§ **Required action**
Find and copy every line in the records that includes the string "screenshot".

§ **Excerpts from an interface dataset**
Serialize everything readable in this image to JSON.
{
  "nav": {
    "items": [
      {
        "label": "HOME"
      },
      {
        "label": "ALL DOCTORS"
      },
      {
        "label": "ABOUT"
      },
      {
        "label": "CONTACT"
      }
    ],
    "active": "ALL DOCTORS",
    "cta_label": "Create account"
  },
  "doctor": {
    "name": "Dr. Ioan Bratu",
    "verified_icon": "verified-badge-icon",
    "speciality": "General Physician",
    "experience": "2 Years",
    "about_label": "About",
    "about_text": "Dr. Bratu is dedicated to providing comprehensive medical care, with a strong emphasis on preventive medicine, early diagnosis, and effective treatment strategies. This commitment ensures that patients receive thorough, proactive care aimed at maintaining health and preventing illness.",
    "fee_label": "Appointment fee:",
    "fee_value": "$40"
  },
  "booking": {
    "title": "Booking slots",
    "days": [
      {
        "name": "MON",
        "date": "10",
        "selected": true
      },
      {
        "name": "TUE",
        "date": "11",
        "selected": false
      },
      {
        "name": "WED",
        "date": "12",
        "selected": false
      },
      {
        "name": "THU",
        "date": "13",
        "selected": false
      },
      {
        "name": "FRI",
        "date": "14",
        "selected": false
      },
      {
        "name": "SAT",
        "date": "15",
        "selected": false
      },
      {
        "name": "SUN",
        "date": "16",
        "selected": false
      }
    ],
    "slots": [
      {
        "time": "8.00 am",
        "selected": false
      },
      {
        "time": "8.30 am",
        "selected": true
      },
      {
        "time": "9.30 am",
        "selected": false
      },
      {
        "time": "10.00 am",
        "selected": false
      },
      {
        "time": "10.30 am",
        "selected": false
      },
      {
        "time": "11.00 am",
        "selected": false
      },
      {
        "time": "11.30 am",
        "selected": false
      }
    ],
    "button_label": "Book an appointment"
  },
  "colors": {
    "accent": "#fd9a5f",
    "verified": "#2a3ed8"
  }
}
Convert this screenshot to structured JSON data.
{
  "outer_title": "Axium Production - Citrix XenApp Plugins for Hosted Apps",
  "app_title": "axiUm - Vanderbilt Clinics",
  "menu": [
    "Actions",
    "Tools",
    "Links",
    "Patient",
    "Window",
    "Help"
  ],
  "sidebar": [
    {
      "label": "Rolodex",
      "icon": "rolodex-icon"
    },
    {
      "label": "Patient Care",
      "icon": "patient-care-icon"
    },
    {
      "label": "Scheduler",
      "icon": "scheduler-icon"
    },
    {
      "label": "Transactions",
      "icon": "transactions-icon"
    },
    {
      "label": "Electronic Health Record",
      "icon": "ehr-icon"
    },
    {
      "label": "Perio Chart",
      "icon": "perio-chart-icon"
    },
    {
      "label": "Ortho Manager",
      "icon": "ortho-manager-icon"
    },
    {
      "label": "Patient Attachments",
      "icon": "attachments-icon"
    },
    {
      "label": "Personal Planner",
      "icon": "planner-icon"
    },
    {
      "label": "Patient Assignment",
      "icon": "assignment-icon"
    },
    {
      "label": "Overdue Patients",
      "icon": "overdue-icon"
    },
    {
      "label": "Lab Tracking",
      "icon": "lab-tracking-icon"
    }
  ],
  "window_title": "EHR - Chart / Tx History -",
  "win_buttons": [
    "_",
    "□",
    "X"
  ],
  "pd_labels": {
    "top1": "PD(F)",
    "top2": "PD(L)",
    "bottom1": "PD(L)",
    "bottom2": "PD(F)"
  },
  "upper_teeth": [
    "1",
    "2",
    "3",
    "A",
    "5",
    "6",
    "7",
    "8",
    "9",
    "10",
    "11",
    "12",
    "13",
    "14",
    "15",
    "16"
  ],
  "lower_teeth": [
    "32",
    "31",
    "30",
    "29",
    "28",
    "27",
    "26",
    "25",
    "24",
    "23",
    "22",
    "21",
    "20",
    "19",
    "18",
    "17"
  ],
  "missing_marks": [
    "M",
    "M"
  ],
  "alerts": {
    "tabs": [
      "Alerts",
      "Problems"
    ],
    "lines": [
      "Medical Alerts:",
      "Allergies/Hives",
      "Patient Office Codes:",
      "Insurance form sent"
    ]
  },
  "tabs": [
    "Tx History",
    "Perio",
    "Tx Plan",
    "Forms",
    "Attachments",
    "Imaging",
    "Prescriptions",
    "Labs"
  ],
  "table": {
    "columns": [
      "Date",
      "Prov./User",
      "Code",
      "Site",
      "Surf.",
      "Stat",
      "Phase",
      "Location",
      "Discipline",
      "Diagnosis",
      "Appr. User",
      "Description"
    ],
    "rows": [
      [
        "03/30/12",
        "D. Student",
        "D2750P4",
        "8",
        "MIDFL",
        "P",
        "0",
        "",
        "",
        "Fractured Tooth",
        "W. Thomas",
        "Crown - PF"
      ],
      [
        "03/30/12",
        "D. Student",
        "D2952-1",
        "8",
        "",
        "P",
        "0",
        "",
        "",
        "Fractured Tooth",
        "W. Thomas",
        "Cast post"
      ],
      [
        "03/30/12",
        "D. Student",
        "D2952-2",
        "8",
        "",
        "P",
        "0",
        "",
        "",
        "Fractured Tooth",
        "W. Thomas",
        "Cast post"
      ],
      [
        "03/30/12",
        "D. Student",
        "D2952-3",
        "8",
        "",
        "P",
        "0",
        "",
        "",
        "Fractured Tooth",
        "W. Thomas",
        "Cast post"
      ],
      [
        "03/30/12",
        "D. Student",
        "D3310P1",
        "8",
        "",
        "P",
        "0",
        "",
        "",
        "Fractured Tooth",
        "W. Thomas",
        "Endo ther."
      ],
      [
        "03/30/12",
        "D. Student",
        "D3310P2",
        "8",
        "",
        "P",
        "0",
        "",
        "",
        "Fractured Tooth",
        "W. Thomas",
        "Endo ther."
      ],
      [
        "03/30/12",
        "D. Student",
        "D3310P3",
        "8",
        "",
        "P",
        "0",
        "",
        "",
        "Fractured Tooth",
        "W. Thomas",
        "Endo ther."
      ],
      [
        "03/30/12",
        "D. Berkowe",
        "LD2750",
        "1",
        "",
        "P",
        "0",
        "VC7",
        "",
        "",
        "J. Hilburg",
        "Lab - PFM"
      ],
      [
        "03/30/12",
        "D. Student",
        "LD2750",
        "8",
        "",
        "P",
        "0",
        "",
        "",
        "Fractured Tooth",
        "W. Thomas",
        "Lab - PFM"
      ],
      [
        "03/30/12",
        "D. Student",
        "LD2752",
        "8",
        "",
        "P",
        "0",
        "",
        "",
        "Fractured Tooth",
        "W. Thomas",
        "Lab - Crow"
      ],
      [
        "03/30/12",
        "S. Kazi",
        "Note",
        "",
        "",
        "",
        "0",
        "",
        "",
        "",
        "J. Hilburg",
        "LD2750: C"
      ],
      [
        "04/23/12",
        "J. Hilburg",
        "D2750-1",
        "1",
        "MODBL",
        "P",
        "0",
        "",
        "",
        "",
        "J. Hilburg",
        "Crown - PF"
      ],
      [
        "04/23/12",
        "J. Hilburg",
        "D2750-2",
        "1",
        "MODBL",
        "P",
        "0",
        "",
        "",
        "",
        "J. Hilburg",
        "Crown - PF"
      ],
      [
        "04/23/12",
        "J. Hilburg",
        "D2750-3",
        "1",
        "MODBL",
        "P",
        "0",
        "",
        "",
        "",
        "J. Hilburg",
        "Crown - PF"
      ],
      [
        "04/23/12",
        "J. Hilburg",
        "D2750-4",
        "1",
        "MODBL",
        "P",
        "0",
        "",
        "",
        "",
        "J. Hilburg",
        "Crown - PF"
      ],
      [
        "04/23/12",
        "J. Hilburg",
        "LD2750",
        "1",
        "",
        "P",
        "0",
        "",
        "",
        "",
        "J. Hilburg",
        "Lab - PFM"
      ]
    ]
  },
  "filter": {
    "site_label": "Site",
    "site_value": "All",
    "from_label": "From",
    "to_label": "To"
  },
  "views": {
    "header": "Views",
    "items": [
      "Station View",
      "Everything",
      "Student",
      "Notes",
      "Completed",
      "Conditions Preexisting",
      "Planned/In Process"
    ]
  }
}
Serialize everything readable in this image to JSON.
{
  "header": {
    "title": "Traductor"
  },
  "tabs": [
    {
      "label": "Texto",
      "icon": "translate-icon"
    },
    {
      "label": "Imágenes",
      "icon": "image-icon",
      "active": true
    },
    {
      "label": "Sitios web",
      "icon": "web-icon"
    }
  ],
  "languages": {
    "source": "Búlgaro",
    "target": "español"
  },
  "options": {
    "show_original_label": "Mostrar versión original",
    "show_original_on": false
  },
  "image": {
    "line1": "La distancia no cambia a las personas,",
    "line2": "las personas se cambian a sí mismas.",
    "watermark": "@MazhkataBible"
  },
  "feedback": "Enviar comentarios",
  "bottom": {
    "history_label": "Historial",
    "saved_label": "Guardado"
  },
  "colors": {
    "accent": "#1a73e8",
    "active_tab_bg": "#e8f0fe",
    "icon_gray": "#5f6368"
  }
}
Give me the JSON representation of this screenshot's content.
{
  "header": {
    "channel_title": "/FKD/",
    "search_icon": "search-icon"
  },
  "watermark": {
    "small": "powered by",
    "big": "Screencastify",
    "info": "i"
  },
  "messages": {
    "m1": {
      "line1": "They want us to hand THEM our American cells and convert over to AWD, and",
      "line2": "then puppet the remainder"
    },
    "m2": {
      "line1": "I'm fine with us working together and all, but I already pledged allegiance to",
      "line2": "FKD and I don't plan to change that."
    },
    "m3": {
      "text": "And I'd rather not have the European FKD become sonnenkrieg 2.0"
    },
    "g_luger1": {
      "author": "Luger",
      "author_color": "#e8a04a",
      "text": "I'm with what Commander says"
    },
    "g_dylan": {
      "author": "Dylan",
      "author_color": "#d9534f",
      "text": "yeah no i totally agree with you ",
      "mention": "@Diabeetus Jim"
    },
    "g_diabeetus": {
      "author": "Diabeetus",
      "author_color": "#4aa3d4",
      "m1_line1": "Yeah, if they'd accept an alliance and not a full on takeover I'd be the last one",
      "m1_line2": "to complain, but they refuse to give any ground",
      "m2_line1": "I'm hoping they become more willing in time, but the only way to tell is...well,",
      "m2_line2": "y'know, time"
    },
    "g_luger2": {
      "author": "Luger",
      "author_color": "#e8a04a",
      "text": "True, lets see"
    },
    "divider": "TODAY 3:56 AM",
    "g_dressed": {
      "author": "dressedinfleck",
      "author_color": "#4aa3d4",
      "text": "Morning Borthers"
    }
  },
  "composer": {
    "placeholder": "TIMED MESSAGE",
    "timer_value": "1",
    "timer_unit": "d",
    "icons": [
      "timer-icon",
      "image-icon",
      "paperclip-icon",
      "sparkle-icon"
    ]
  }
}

§ **Exercise solution**
Convert this screenshot to structured JSON data.
Give me the JSON representation of this screenshot's content.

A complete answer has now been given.